■ Job
Reproduce all of the data below word for word, leaving out the pictures.

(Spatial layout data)
________
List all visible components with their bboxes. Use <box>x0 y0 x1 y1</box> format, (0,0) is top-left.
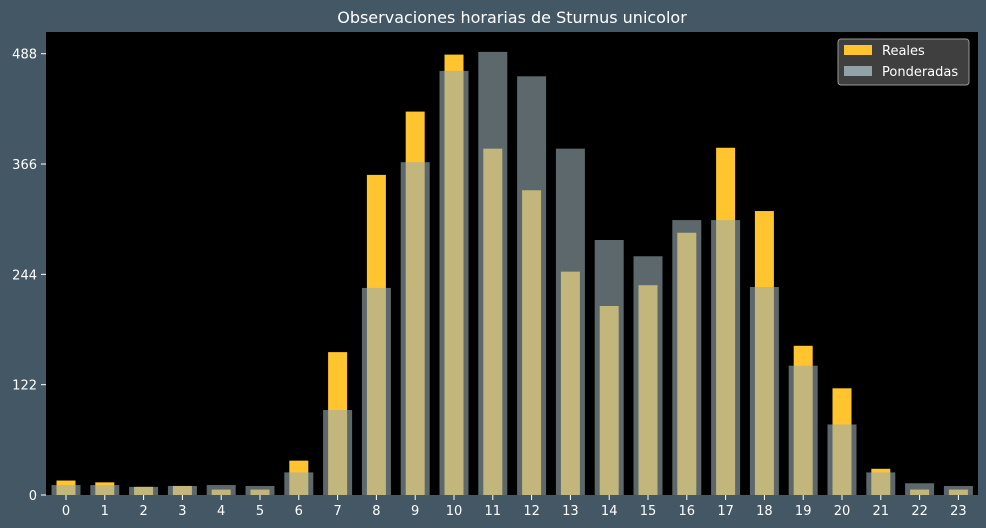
x-tick-label: 16 <box>679 504 696 519</box>
bar-ponderadas-21 <box>866 472 896 495</box>
x-tick-label: 0 <box>62 504 70 519</box>
x-tick-label: 14 <box>601 504 618 519</box>
bar-ponderadas-13 <box>555 148 585 495</box>
legend-swatch-ponderadas <box>844 66 872 76</box>
bar-ponderadas-19 <box>788 365 818 495</box>
x-tick-label: 1 <box>101 504 109 519</box>
y-tick-label: 488 <box>12 48 37 63</box>
series-ponderadas-bars <box>51 51 973 495</box>
x-tick-label: 2 <box>139 504 147 519</box>
x-tick-label: 20 <box>834 504 851 519</box>
bar-ponderadas-18 <box>749 287 779 495</box>
bar-ponderadas-15 <box>633 256 663 495</box>
bar-ponderadas-3 <box>167 485 197 495</box>
x-tick-label: 9 <box>411 504 419 519</box>
y-tick-label: 244 <box>12 268 37 283</box>
plot-area <box>46 32 978 495</box>
bar-ponderadas-2 <box>129 486 159 495</box>
x-tick-label: 11 <box>485 504 502 519</box>
legend-label-ponderadas: Ponderadas <box>882 65 958 80</box>
x-axis: 0 1 2 3 4 5 6 7 8 9 10 11 12 13 14 15 16 17 18 19 20 21 22 23 <box>62 495 967 519</box>
legend-label-reales: Reales <box>882 44 925 59</box>
bar-ponderadas-12 <box>517 76 547 495</box>
bar-ponderadas-1 <box>90 485 120 495</box>
x-tick-label: 4 <box>217 504 225 519</box>
bar-ponderadas-16 <box>672 220 702 495</box>
x-tick-label: 5 <box>256 504 264 519</box>
bar-ponderadas-22 <box>905 483 935 495</box>
y-axis: 0 122 244 366 488 <box>12 48 46 504</box>
bar-ponderadas-7 <box>323 409 353 495</box>
x-tick-label: 18 <box>756 504 773 519</box>
x-tick-label: 19 <box>795 504 812 519</box>
bar-ponderadas-5 <box>245 485 275 495</box>
bar-ponderadas-20 <box>827 424 857 495</box>
bar-ponderadas-11 <box>478 51 508 495</box>
bar-ponderadas-9 <box>400 162 430 495</box>
bar-ponderadas-6 <box>284 472 314 495</box>
bar-ponderadas-23 <box>943 485 973 495</box>
x-tick-label: 8 <box>372 504 380 519</box>
x-tick-label: 10 <box>446 504 463 519</box>
x-tick-label: 21 <box>873 504 890 519</box>
y-tick-label: 0 <box>29 489 37 504</box>
legend: Reales Ponderadas <box>837 38 970 86</box>
x-tick-label: 17 <box>717 504 734 519</box>
bar-ponderadas-17 <box>711 220 741 495</box>
legend-swatch-reales <box>844 45 872 55</box>
x-tick-label: 13 <box>562 504 579 519</box>
bar-ponderadas-10 <box>439 70 469 495</box>
x-tick-label: 15 <box>640 504 657 519</box>
bar-ponderadas-0 <box>51 485 81 495</box>
bar-ponderadas-14 <box>594 239 624 495</box>
x-tick-label: 6 <box>295 504 303 519</box>
y-tick-label: 366 <box>12 158 37 173</box>
x-tick-label: 3 <box>178 504 186 519</box>
x-tick-label: 23 <box>950 504 967 519</box>
x-tick-label: 7 <box>333 504 341 519</box>
bar-ponderadas-8 <box>361 287 391 495</box>
y-tick-label: 122 <box>12 379 37 394</box>
bar-ponderadas-4 <box>206 485 236 495</box>
x-tick-label: 12 <box>523 504 540 519</box>
x-tick-label: 22 <box>911 504 928 519</box>
chart-title: Observaciones horarias de Sturnus unicol… <box>337 8 687 27</box>
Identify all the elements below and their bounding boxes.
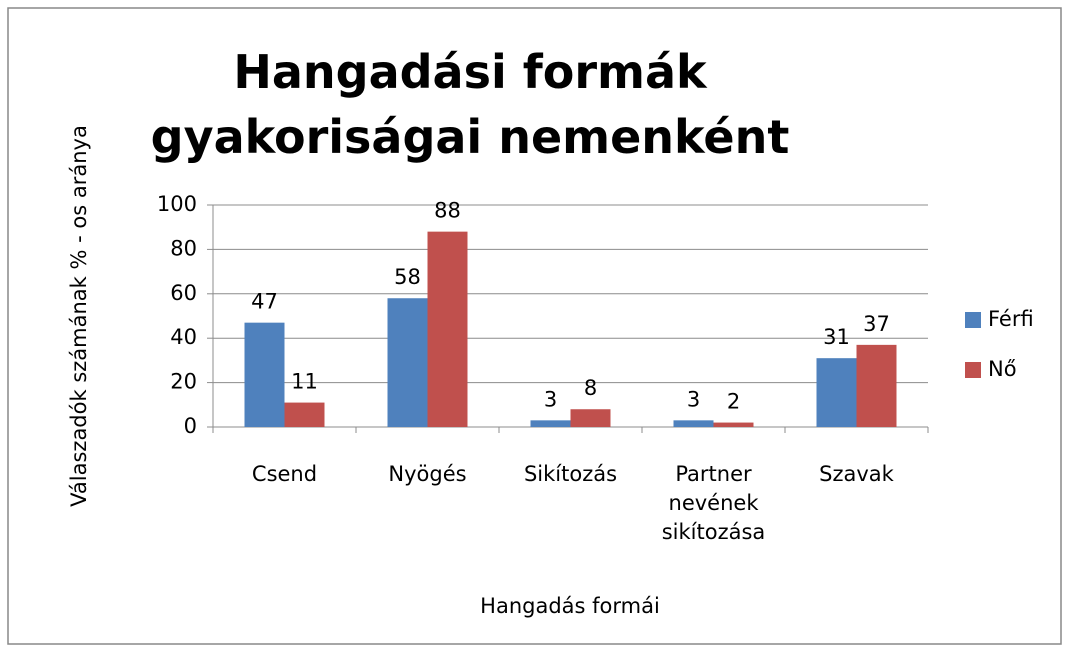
data-label: 37 xyxy=(863,312,890,336)
x-tick-label: Csend xyxy=(252,462,317,486)
x-tick-label: Szavak xyxy=(819,462,895,486)
bar xyxy=(387,298,428,427)
data-label: 3 xyxy=(687,387,700,411)
data-label: 88 xyxy=(434,199,461,223)
data-label: 2 xyxy=(727,390,740,414)
y-tick-label: 100 xyxy=(157,192,197,216)
bar xyxy=(570,409,611,427)
data-label: 11 xyxy=(291,370,318,394)
legend-label: Férfi xyxy=(988,307,1034,331)
x-tick-label: Partner nevének sikítozása xyxy=(662,462,766,544)
data-label: 8 xyxy=(584,376,597,400)
data-label: 47 xyxy=(251,290,278,314)
x-tick-label: Sikítozás xyxy=(524,462,617,486)
bar xyxy=(816,358,857,427)
y-axis-label: Válaszadók számának % - os aránya xyxy=(67,125,91,507)
chart-title: Hangadási formák gyakoriságai nemenként xyxy=(151,45,790,164)
y-tick-label: 0 xyxy=(184,414,197,438)
legend-label: Nő xyxy=(988,357,1017,381)
legend-swatch xyxy=(965,312,981,328)
bar xyxy=(427,231,468,427)
data-label: 58 xyxy=(394,265,421,289)
y-tick-label: 40 xyxy=(170,325,197,349)
legend-swatch xyxy=(965,362,981,378)
y-tick-label: 20 xyxy=(170,370,197,394)
y-tick-label: 80 xyxy=(170,236,197,260)
bar xyxy=(284,402,325,427)
y-tick-label: 60 xyxy=(170,281,197,305)
bar xyxy=(244,322,285,427)
bar xyxy=(856,344,897,427)
bar xyxy=(530,420,571,427)
data-label: 31 xyxy=(823,325,850,349)
data-label: 3 xyxy=(544,387,557,411)
bar xyxy=(673,420,714,427)
x-axis-label: Hangadás formái xyxy=(480,594,660,618)
bar xyxy=(713,422,754,427)
x-tick-label: Nyögés xyxy=(388,462,466,486)
chart-border xyxy=(7,7,1062,645)
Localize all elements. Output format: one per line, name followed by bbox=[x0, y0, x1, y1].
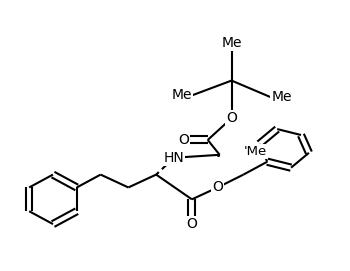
Text: O: O bbox=[178, 133, 189, 147]
Text: O: O bbox=[187, 217, 197, 231]
Text: HN: HN bbox=[164, 151, 184, 165]
Text: Me: Me bbox=[221, 36, 242, 50]
Text: Me: Me bbox=[172, 88, 192, 102]
Text: Me: Me bbox=[271, 91, 292, 104]
Text: O: O bbox=[212, 180, 223, 195]
Text: 'Me: 'Me bbox=[244, 145, 267, 158]
Text: O: O bbox=[226, 111, 237, 125]
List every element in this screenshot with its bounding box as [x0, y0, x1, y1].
________
■ Written reply
List all visible components with their bboxes. Use <box>x0 y0 x1 y1</box> format, (0,0) is top-left.
x-tick-label: 16 <box>679 504 696 519</box>
bar-ponderadas-21 <box>866 472 896 495</box>
x-tick-label: 0 <box>62 504 70 519</box>
x-tick-label: 14 <box>601 504 618 519</box>
bar-ponderadas-13 <box>555 148 585 495</box>
legend-swatch-ponderadas <box>844 66 872 76</box>
bar-ponderadas-19 <box>788 365 818 495</box>
x-tick-label: 1 <box>101 504 109 519</box>
y-tick-label: 488 <box>12 48 37 63</box>
series-ponderadas-bars <box>51 51 973 495</box>
x-tick-label: 2 <box>139 504 147 519</box>
x-tick-label: 20 <box>834 504 851 519</box>
bar-ponderadas-18 <box>749 287 779 495</box>
bar-ponderadas-15 <box>633 256 663 495</box>
bar-ponderadas-3 <box>167 485 197 495</box>
x-tick-label: 9 <box>411 504 419 519</box>
y-tick-label: 244 <box>12 268 37 283</box>
plot-area <box>46 32 978 495</box>
bar-ponderadas-2 <box>129 486 159 495</box>
x-tick-label: 11 <box>485 504 502 519</box>
legend-label-ponderadas: Ponderadas <box>882 65 958 80</box>
x-axis: 0 1 2 3 4 5 6 7 8 9 10 11 12 13 14 15 16 17 18 19 20 21 22 23 <box>62 495 967 519</box>
legend-label-reales: Reales <box>882 44 925 59</box>
bar-ponderadas-12 <box>517 76 547 495</box>
bar-ponderadas-1 <box>90 485 120 495</box>
x-tick-label: 4 <box>217 504 225 519</box>
bar-ponderadas-16 <box>672 220 702 495</box>
x-tick-label: 5 <box>256 504 264 519</box>
bar-ponderadas-22 <box>905 483 935 495</box>
y-axis: 0 122 244 366 488 <box>12 48 46 504</box>
bar-ponderadas-7 <box>323 409 353 495</box>
x-tick-label: 18 <box>756 504 773 519</box>
x-tick-label: 19 <box>795 504 812 519</box>
bar-ponderadas-5 <box>245 485 275 495</box>
bar-ponderadas-20 <box>827 424 857 495</box>
bar-ponderadas-11 <box>478 51 508 495</box>
bar-ponderadas-9 <box>400 162 430 495</box>
bar-ponderadas-6 <box>284 472 314 495</box>
bar-ponderadas-23 <box>943 485 973 495</box>
x-tick-label: 8 <box>372 504 380 519</box>
x-tick-label: 10 <box>446 504 463 519</box>
x-tick-label: 21 <box>873 504 890 519</box>
y-tick-label: 0 <box>29 489 37 504</box>
legend: Reales Ponderadas <box>837 38 970 86</box>
x-tick-label: 17 <box>717 504 734 519</box>
bar-ponderadas-17 <box>711 220 741 495</box>
legend-swatch-reales <box>844 45 872 55</box>
x-tick-label: 13 <box>562 504 579 519</box>
bar-ponderadas-10 <box>439 70 469 495</box>
x-tick-label: 15 <box>640 504 657 519</box>
bar-ponderadas-0 <box>51 485 81 495</box>
bar-ponderadas-14 <box>594 239 624 495</box>
x-tick-label: 6 <box>295 504 303 519</box>
y-tick-label: 366 <box>12 158 37 173</box>
x-tick-label: 3 <box>178 504 186 519</box>
x-tick-label: 23 <box>950 504 967 519</box>
x-tick-label: 7 <box>333 504 341 519</box>
bar-ponderadas-8 <box>361 287 391 495</box>
y-tick-label: 122 <box>12 379 37 394</box>
bar-ponderadas-4 <box>206 485 236 495</box>
x-tick-label: 12 <box>523 504 540 519</box>
x-tick-label: 22 <box>911 504 928 519</box>
chart-title: Observaciones horarias de Sturnus unicol… <box>337 8 687 27</box>
Identify all the elements below and their bounding boxes.
data-label: 37 xyxy=(863,312,890,336)
x-tick-label: Csend xyxy=(252,462,317,486)
x-tick-label: Szavak xyxy=(819,462,895,486)
bar xyxy=(387,298,428,427)
data-label: 3 xyxy=(687,387,700,411)
data-label: 88 xyxy=(434,199,461,223)
data-label: 2 xyxy=(727,390,740,414)
y-tick-label: 100 xyxy=(157,192,197,216)
bar xyxy=(570,409,611,427)
data-label: 11 xyxy=(291,370,318,394)
legend-label: Férfi xyxy=(988,307,1034,331)
x-tick-label: Partner nevének sikítozása xyxy=(662,462,766,544)
data-label: 8 xyxy=(584,376,597,400)
data-label: 47 xyxy=(251,290,278,314)
x-tick-label: Sikítozás xyxy=(524,462,617,486)
bar xyxy=(816,358,857,427)
y-axis-label: Válaszadók számának % - os aránya xyxy=(67,125,91,507)
chart-title: Hangadási formák gyakoriságai nemenként xyxy=(151,45,790,164)
y-tick-label: 0 xyxy=(184,414,197,438)
legend-label: Nő xyxy=(988,357,1017,381)
legend-swatch xyxy=(965,312,981,328)
bar xyxy=(427,231,468,427)
data-label: 58 xyxy=(394,265,421,289)
y-tick-label: 40 xyxy=(170,325,197,349)
legend-swatch xyxy=(965,362,981,378)
y-tick-label: 20 xyxy=(170,370,197,394)
y-tick-label: 80 xyxy=(170,236,197,260)
bar xyxy=(284,402,325,427)
y-tick-label: 60 xyxy=(170,281,197,305)
bar xyxy=(244,322,285,427)
bar xyxy=(856,344,897,427)
bar xyxy=(530,420,571,427)
data-label: 31 xyxy=(823,325,850,349)
data-label: 3 xyxy=(544,387,557,411)
bar xyxy=(673,420,714,427)
x-axis-label: Hangadás formái xyxy=(480,594,660,618)
bar xyxy=(713,422,754,427)
x-tick-label: Nyögés xyxy=(388,462,466,486)
chart-border xyxy=(7,7,1062,645)
Localize all elements. Output format: one per line, name followed by bbox=[x0, y0, x1, y1].
Text: O: O bbox=[178, 133, 189, 147]
Text: O: O bbox=[187, 217, 197, 231]
Text: HN: HN bbox=[164, 151, 184, 165]
Text: Me: Me bbox=[221, 36, 242, 50]
Text: Me: Me bbox=[172, 88, 192, 102]
Text: Me: Me bbox=[271, 91, 292, 104]
Text: O: O bbox=[212, 180, 223, 195]
Text: 'Me: 'Me bbox=[244, 145, 267, 158]
Text: O: O bbox=[226, 111, 237, 125]
List every element in this screenshot with its bounding box as [x0, y0, x1, y1].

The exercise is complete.